#### Records in a dataset
╔══

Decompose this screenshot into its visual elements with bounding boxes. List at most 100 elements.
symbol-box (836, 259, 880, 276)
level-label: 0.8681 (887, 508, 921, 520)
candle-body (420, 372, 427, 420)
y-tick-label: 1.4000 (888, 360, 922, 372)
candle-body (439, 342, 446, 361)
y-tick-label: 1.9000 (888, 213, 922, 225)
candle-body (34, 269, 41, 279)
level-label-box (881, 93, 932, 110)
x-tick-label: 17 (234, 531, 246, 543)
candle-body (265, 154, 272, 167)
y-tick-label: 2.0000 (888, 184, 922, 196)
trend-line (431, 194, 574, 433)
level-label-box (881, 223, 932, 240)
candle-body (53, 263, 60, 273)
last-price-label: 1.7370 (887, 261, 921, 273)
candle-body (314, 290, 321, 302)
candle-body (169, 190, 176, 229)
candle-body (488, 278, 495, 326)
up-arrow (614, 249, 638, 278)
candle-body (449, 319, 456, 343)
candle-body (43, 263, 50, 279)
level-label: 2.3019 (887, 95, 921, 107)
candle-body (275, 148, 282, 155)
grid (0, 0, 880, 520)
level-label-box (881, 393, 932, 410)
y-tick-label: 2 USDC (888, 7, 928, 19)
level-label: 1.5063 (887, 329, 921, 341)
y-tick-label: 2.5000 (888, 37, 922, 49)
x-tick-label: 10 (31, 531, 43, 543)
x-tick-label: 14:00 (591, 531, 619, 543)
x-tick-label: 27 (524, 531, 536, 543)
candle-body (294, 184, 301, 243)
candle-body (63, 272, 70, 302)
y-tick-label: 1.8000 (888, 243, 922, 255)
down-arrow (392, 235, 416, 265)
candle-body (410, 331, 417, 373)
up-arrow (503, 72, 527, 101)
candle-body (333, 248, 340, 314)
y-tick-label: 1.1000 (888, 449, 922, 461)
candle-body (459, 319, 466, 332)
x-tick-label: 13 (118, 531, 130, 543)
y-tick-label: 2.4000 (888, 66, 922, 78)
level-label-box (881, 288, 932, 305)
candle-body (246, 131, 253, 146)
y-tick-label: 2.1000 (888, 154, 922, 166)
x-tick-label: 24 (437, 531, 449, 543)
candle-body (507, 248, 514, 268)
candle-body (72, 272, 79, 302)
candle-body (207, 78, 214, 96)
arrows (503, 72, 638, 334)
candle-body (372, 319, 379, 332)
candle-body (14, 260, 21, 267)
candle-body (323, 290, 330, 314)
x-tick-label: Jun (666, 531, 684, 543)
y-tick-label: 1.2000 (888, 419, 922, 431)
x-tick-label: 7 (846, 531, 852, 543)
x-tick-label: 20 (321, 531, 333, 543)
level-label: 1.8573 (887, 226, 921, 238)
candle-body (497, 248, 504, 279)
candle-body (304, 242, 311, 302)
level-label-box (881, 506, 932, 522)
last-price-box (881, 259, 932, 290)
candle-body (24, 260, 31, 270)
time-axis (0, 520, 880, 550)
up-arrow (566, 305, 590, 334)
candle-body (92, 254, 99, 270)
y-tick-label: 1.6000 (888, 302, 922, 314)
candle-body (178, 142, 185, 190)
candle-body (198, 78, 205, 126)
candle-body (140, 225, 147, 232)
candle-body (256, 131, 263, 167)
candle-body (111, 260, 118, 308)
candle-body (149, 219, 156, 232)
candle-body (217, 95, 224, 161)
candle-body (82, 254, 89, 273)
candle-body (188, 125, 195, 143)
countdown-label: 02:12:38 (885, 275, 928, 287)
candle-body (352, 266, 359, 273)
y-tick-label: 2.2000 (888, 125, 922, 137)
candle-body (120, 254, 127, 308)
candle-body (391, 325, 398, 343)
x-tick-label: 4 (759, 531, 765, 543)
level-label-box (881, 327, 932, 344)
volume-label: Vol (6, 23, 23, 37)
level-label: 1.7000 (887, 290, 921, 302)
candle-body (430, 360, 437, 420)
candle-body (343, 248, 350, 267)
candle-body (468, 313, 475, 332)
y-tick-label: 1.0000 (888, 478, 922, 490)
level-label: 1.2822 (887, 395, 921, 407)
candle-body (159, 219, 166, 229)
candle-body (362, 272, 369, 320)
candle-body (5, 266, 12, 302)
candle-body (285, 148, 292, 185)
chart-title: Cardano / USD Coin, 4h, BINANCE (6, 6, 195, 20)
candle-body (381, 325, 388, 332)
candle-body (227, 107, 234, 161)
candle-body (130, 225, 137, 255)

╚══

#### Written exercise
Reproduce all of the records above verbatim.

#### Task solution
Decompose this screenshot into its visual elements with bounding boxes. List at most 100 elements.
symbol-box (836, 259, 880, 276)
level-label: 0.8681 (887, 508, 921, 520)
candle-body (420, 372, 427, 420)
y-tick-label: 1.4000 (888, 360, 922, 372)
candle-body (439, 342, 446, 361)
y-tick-label: 1.9000 (888, 213, 922, 225)
candle-body (34, 269, 41, 279)
level-label-box (881, 93, 932, 110)
x-tick-label: 17 (234, 531, 246, 543)
candle-body (265, 154, 272, 167)
y-tick-label: 2.0000 (888, 184, 922, 196)
trend-line (431, 194, 574, 433)
level-label-box (881, 223, 932, 240)
candle-body (53, 263, 60, 273)
last-price-label: 1.7370 (887, 261, 921, 273)
candle-body (314, 290, 321, 302)
candle-body (169, 190, 176, 229)
candle-body (488, 278, 495, 326)
up-arrow (614, 249, 638, 278)
candle-body (449, 319, 456, 343)
candle-body (43, 263, 50, 279)
level-label: 2.3019 (887, 95, 921, 107)
candle-body (275, 148, 282, 155)
grid (0, 0, 880, 520)
level-label-box (881, 393, 932, 410)
y-tick-label: 2 USDC (888, 7, 928, 19)
level-label: 1.5063 (887, 329, 921, 341)
y-tick-label: 2.5000 (888, 37, 922, 49)
x-tick-label: 10 (31, 531, 43, 543)
x-tick-label: 14:00 (591, 531, 619, 543)
x-tick-label: 27 (524, 531, 536, 543)
candle-body (294, 184, 301, 243)
candle-body (63, 272, 70, 302)
y-tick-label: 1.8000 (888, 243, 922, 255)
down-arrow (392, 235, 416, 265)
candle-body (410, 331, 417, 373)
up-arrow (503, 72, 527, 101)
candle-body (333, 248, 340, 314)
y-tick-label: 1.1000 (888, 449, 922, 461)
candle-body (459, 319, 466, 332)
x-tick-label: 13 (118, 531, 130, 543)
y-tick-label: 2.4000 (888, 66, 922, 78)
level-label-box (881, 288, 932, 305)
candle-body (246, 131, 253, 146)
y-tick-label: 2.1000 (888, 154, 922, 166)
x-tick-label: 24 (437, 531, 449, 543)
candle-body (507, 248, 514, 268)
candle-body (72, 272, 79, 302)
candle-body (207, 78, 214, 96)
arrows (503, 72, 638, 334)
candle-body (372, 319, 379, 332)
candle-body (14, 260, 21, 267)
candle-body (323, 290, 330, 314)
x-tick-label: Jun (666, 531, 684, 543)
y-tick-label: 1.2000 (888, 419, 922, 431)
x-tick-label: 7 (846, 531, 852, 543)
x-tick-label: 20 (321, 531, 333, 543)
level-label: 1.8573 (887, 226, 921, 238)
candle-body (497, 248, 504, 279)
candle-body (304, 242, 311, 302)
level-label-box (881, 506, 932, 522)
last-price-box (881, 259, 932, 290)
candle-body (24, 260, 31, 270)
time-axis (0, 520, 880, 550)
up-arrow (566, 305, 590, 334)
candle-body (92, 254, 99, 270)
y-tick-label: 1.6000 (888, 302, 922, 314)
candle-body (178, 142, 185, 190)
candle-body (198, 78, 205, 126)
candle-body (140, 225, 147, 232)
candle-body (256, 131, 263, 167)
candle-body (111, 260, 118, 308)
candle-body (149, 219, 156, 232)
candle-body (217, 95, 224, 161)
candle-body (82, 254, 89, 273)
candle-body (188, 125, 195, 143)
countdown-label: 02:12:38 (885, 275, 928, 287)
candle-body (352, 266, 359, 273)
y-tick-label: 2.2000 (888, 125, 922, 137)
candle-body (120, 254, 127, 308)
candle-body (391, 325, 398, 343)
x-tick-label: 4 (759, 531, 765, 543)
level-label-box (881, 327, 932, 344)
volume-label: Vol (6, 23, 23, 37)
level-label: 1.7000 (887, 290, 921, 302)
candle-body (430, 360, 437, 420)
candle-body (343, 248, 350, 267)
candle-body (468, 313, 475, 332)
y-tick-label: 1.0000 (888, 478, 922, 490)
level-label: 1.2822 (887, 395, 921, 407)
candle-body (159, 219, 166, 229)
candle-body (362, 272, 369, 320)
candle-body (5, 266, 12, 302)
candle-body (285, 148, 292, 185)
chart-title: Cardano / USD Coin, 4h, BINANCE (6, 6, 195, 20)
candle-body (381, 325, 388, 332)
candle-body (227, 107, 234, 161)
candle-body (130, 225, 137, 255)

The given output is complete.